[Passage given]:
** BEGIN **

What, then, about metaphysics? I would like to say that good metaphysics is an extension of physics in the direction of plausibility in the light of total science. This is because the scientific method has proved to be the best way of acquiring knowledge about the universe. Sometimes, admittedly, metaphysics strays towards the other end of the plausibility spectrum from physics. But in good metaphysics we should still keep an eye on plausibility in the light of total science.

The etymology of the term “metaphysics” is interesting. There is a good deal of complicated scholarship about it, but near enough the story is that “metaphysics” is so called because it refers to enquiries such as those in which Aristotle engaged in “next to the physics”. In the Physics, Aristotle discussed the natural world and “metaphysics” came to refer to the sorts of problems that Aristotle discussed in his “Next to the physics” — like the next book on the shelf. Eventually this bibliographical classification came to refer to the wider sort of investigations which Aristotle discussed in his “Next to the physics”, and then of course its connotation was extended due to scientific progress.

Perhaps then we could think of good metaphysics as the conjectural end of physics. Commonly this usage is even extended further to really wild theories: I have already mentioned mind-body dualism. Another example may come from Eddington, who was (with Schwartzchild) one of the two outstanding astronomers of the twentieth century. In his popular book The Nature of the Physical World, he remarks that “The whole subject-matter of exact science consists of pointer-readings and similar indications”.2 This is to neglect the fact that an instrument such as an ammeter or voltmeter has to be calibrated and this requires an application of the theory of the instrument. And beyond that, Eddington was himself aware of the immensity of our wonderful universe, and that to reduce it to actual and possible observations is really quite mad.

Of course, Eddington was not only a great astronomer and physicist but a writer of beautiful prose, and so should not here be taken au pied de la lettre. Similarly, we could extend this literary generosity to F. P. Ramsey’s remark, in the Epilogue to his Foundations of Mathematics, that his picture of the world is drawn in perspective: “The foreground is occupied by human beings and not like a model to scale”.3 Charitably interpreted, he is not really implying that astronomy is just a description of a small part of the course of human and possibly animal sensation. Of course that leads to phenomenalism and free-standing contrary-to-fact conditionals. (This got effectively knocked on the head by W. V. Quine’s criticisms of modal logic.4. This phenomenalism is anthropocentric, or at least psychocentric, and is not plausible in the light of total science.

** END **

[Records for processing]:
** BEGIN **

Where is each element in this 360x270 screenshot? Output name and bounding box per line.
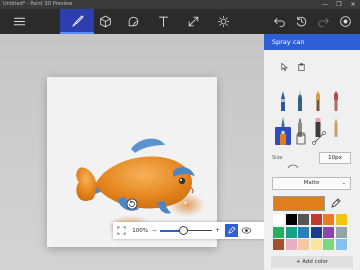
- spray-can-icon: [280, 131, 286, 145]
- title-bar: Untitled* - Paint 3D Preview — ❐ ✕: [0, 0, 360, 9]
- zoom-bar: 100% − +: [113, 222, 264, 239]
- eyedropper-icon[interactable]: [330, 197, 342, 209]
- zoom-out-button[interactable]: −: [152, 227, 157, 234]
- menu-button[interactable]: [2, 9, 36, 34]
- menu-icon: [13, 17, 25, 26]
- tab-effects[interactable]: [206, 9, 240, 34]
- finish-value: Matte: [303, 180, 320, 186]
- pen-toggle-button[interactable]: [225, 224, 239, 237]
- canvas-icon: [188, 16, 198, 27]
- palette-swatch[interactable]: [323, 226, 334, 238]
- rotate-icon[interactable]: [126, 198, 138, 210]
- palette-swatch[interactable]: [323, 239, 334, 250]
- watercolor-brush[interactable]: [329, 87, 343, 111]
- brush-icon: [71, 15, 84, 27]
- zoom-level: 100%: [132, 227, 148, 234]
- palette-swatch[interactable]: [273, 239, 284, 250]
- oil-brush[interactable]: [311, 87, 325, 111]
- size-slider-icon[interactable]: [287, 164, 299, 169]
- text-icon: [158, 16, 168, 27]
- minimize-button[interactable]: —: [318, 0, 332, 9]
- close-button[interactable]: ✕: [346, 0, 360, 9]
- finish-dropdown[interactable]: Matte ⌄: [272, 177, 351, 190]
- marker-icon: [281, 91, 285, 111]
- sticker-icon: [128, 16, 138, 27]
- palette-swatch[interactable]: [273, 226, 284, 238]
- paste-icon[interactable]: [297, 62, 306, 72]
- zoom-in-button[interactable]: +: [215, 227, 220, 234]
- fill-bucket-icon: [296, 132, 306, 145]
- fit-to-screen-icon[interactable]: [117, 226, 126, 235]
- maximize-button[interactable]: ❐: [332, 0, 346, 9]
- select-icon[interactable]: [280, 62, 289, 72]
- eye-icon[interactable]: [241, 226, 252, 235]
- fill-bucket[interactable]: [294, 127, 308, 145]
- palette-swatch[interactable]: [298, 226, 309, 238]
- palette-swatch[interactable]: [310, 226, 322, 238]
- palette-swatch[interactable]: [310, 214, 322, 225]
- effects-icon: [217, 15, 229, 28]
- palette-swatch[interactable]: [335, 214, 347, 225]
- tab-stickers[interactable]: [116, 9, 150, 34]
- line-tool[interactable]: [312, 127, 326, 145]
- palette-swatch[interactable]: [310, 239, 322, 250]
- palette-swatch[interactable]: [285, 239, 297, 250]
- palette-swatch[interactable]: [285, 214, 297, 225]
- spray-can-brush[interactable]: [275, 127, 291, 145]
- tab-canvas[interactable]: [176, 9, 210, 34]
- tab-text[interactable]: [146, 9, 180, 34]
- crayon-brush[interactable]: [329, 113, 343, 137]
- palette-swatch[interactable]: [335, 239, 347, 250]
- calligraphy-pen-icon: [298, 91, 302, 111]
- palette-swatch[interactable]: [285, 226, 297, 238]
- watercolor-icon: [334, 91, 338, 111]
- selected-color-swatch[interactable]: [273, 196, 325, 211]
- cube-icon: [99, 15, 111, 28]
- line-icon: [312, 131, 326, 145]
- chevron-down-icon: ⌄: [341, 180, 346, 186]
- zoom-slider[interactable]: [160, 226, 213, 235]
- add-color-button[interactable]: + Add color: [271, 256, 353, 268]
- crayon-icon: [334, 118, 338, 137]
- window-title: Untitled* - Paint 3D Preview: [3, 1, 73, 7]
- palette-swatch[interactable]: [298, 239, 309, 250]
- size-input[interactable]: 10px: [319, 152, 351, 164]
- palette-swatch[interactable]: [273, 214, 284, 225]
- size-label: Size: [272, 155, 283, 161]
- remix-icon: [339, 16, 351, 27]
- remix-button[interactable]: [328, 9, 360, 34]
- palette-swatch[interactable]: [298, 214, 309, 225]
- palette-swatch[interactable]: [323, 214, 334, 225]
- panel-title: Spray can: [264, 34, 360, 50]
- main-toolbar: [0, 9, 360, 34]
- oil-brush-icon: [316, 91, 320, 111]
- calligraphy-pen-brush[interactable]: [293, 87, 307, 111]
- pen-icon: [228, 226, 236, 234]
- palette-swatch[interactable]: [335, 226, 347, 238]
- color-palette: [273, 214, 347, 250]
- marker-brush[interactable]: [276, 87, 290, 111]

** END **

[Tasks to complete]:
1. Can you repeat the passage on metaphysics word for word, beginning at the words "Perhaps then we" and stopping after "really quite mad."?
2. Can you give back the lines of the entries from the one that has "- spray-can-icon: [280, 131, 286, 145]" through the one that has "- rotate-icon[interactable]: [126, 198, 138, 210]", swapping "Matte" for "Glossy" and leaving everything else as it stands? Return only those lines.

[Per-task answers]:
1.
Perhaps then we could think of good metaphysics as the conjectural end of physics. Commonly this usage is even extended further to really wild theories: I have already mentioned mind-body dualism. Another example may come from Eddington, who was (with Schwartzchild) one of the two outstanding astronomers of the twentieth century. In his popular book The Nature of the Physical World, he remarks that “The whole subject-matter of exact science consists of pointer-readings and similar indications”.2 This is to neglect the fact that an instrument such as an ammeter or voltmeter has to be calibrated and this requires an application of the theory of the instrument. And beyond that, Eddington was himself aware of the immensity of our wonderful universe, and that to reduce it to actual and possible observations is really quite mad.

2.
- spray-can-icon: [280, 131, 286, 145]
- title-bar: Untitled* - Paint 3D Preview — ❐ ✕: [0, 0, 360, 9]
- zoom-bar: 100% − +: [113, 222, 264, 239]
- eyedropper-icon[interactable]: [330, 197, 342, 209]
- zoom-out-button[interactable]: −: [152, 227, 157, 234]
- menu-button[interactable]: [2, 9, 36, 34]
- menu-icon: [13, 17, 25, 26]
- tab-effects[interactable]: [206, 9, 240, 34]
- finish-value: Glossy: [303, 180, 320, 186]
- pen-toggle-button[interactable]: [225, 224, 239, 237]
- canvas-icon: [188, 16, 198, 27]
- palette-swatch[interactable]: [323, 226, 334, 238]
- rotate-icon[interactable]: [126, 198, 138, 210]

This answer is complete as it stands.